╭─ Exercise material

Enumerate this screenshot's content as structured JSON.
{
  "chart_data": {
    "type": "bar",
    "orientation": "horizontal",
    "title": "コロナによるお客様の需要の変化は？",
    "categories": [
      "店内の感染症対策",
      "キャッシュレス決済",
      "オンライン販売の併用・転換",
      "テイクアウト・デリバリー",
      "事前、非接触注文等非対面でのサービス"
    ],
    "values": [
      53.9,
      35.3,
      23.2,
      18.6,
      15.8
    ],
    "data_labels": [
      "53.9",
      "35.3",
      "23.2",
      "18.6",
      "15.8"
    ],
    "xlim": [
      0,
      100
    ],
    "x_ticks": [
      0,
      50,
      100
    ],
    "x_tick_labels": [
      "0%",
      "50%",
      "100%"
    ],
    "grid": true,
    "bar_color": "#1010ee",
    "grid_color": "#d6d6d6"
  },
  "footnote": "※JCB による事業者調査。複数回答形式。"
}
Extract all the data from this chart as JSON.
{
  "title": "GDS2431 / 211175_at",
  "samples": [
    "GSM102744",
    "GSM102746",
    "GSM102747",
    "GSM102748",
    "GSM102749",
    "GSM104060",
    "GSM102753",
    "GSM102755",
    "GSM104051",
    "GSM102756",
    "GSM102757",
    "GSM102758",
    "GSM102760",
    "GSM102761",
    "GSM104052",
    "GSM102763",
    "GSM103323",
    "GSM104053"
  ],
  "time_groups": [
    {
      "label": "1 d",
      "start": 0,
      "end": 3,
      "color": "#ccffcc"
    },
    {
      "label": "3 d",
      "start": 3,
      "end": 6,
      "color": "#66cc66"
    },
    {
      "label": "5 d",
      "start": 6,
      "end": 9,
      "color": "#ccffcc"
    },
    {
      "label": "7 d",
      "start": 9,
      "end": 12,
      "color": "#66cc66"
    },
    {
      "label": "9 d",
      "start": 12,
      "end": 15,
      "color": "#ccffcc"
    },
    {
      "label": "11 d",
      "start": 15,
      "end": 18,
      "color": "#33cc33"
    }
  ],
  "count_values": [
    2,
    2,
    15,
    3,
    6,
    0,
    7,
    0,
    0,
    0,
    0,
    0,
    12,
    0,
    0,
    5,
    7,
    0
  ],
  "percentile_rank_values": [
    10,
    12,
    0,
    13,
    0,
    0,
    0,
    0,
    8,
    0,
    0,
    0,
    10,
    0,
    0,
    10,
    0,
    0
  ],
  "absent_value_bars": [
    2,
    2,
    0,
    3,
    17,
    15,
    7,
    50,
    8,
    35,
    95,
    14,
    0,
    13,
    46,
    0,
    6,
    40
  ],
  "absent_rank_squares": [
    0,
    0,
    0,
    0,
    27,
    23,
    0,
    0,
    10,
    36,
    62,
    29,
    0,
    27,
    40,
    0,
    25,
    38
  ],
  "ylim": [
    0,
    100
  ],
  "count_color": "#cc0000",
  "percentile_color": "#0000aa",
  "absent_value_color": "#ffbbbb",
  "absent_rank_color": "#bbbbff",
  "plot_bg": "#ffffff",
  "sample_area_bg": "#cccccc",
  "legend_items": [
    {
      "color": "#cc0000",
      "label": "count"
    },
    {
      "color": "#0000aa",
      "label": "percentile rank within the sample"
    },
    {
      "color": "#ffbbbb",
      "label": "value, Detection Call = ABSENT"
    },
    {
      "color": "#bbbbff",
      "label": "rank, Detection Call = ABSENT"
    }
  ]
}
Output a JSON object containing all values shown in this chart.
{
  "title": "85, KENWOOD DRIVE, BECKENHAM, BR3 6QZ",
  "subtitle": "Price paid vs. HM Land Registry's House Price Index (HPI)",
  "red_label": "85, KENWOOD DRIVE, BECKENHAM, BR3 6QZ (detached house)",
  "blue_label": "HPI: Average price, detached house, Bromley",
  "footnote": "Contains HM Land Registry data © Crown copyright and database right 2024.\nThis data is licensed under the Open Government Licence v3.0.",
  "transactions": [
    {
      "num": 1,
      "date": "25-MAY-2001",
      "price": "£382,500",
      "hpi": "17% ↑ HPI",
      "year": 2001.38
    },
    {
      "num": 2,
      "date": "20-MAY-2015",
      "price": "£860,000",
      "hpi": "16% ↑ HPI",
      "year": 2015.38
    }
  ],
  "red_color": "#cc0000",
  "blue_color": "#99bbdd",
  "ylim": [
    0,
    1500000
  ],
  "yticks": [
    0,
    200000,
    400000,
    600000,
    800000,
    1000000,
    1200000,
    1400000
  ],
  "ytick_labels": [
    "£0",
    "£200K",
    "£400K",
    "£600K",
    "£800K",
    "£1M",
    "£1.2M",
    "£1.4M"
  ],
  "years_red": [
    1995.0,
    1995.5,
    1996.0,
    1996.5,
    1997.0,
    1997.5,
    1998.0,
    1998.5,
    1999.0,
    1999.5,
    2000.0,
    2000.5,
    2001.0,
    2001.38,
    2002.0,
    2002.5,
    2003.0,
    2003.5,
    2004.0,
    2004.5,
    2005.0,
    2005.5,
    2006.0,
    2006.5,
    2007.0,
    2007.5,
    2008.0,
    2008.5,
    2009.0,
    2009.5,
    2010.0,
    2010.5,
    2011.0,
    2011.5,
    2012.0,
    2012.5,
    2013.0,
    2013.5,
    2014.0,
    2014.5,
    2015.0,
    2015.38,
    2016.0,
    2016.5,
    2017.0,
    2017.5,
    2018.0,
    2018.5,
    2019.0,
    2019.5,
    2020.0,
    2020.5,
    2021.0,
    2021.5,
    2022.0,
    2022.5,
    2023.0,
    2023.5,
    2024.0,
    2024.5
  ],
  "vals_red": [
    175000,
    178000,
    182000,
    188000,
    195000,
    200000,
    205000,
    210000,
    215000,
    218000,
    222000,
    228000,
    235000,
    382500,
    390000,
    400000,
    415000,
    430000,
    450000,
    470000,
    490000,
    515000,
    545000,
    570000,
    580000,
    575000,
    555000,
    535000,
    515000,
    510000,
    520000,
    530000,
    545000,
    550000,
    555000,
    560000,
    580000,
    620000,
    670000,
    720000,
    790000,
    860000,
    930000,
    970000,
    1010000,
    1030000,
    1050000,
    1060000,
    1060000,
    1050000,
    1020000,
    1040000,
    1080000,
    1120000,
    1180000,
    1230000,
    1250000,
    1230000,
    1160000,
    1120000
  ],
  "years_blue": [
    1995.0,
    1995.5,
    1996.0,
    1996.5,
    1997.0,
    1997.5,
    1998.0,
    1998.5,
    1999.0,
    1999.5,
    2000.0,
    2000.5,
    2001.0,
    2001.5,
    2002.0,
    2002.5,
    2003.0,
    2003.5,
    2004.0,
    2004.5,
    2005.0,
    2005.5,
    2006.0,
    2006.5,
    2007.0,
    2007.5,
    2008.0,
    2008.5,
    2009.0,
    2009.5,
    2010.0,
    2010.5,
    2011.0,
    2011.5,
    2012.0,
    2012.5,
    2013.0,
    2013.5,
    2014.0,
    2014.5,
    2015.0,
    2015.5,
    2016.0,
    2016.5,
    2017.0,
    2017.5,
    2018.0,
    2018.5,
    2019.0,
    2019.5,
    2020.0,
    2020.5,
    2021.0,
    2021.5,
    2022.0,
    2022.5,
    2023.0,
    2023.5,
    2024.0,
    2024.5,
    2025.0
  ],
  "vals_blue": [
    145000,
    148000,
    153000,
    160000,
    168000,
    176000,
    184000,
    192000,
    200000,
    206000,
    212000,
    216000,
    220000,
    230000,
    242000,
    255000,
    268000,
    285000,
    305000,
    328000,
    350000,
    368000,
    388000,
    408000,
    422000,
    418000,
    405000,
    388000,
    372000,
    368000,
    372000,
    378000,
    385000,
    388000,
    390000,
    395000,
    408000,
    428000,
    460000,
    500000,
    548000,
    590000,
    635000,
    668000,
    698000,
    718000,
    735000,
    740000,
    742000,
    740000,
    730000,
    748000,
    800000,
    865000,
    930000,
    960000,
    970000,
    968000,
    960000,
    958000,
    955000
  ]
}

╰─

### Work to do:
Check each line above for "JSON" and return the ones that have it.

### Output for this exercise:
Enumerate this screenshot's content as structured JSON.
Extract all the data from this chart as JSON.
Output a JSON object containing all values shown in this chart.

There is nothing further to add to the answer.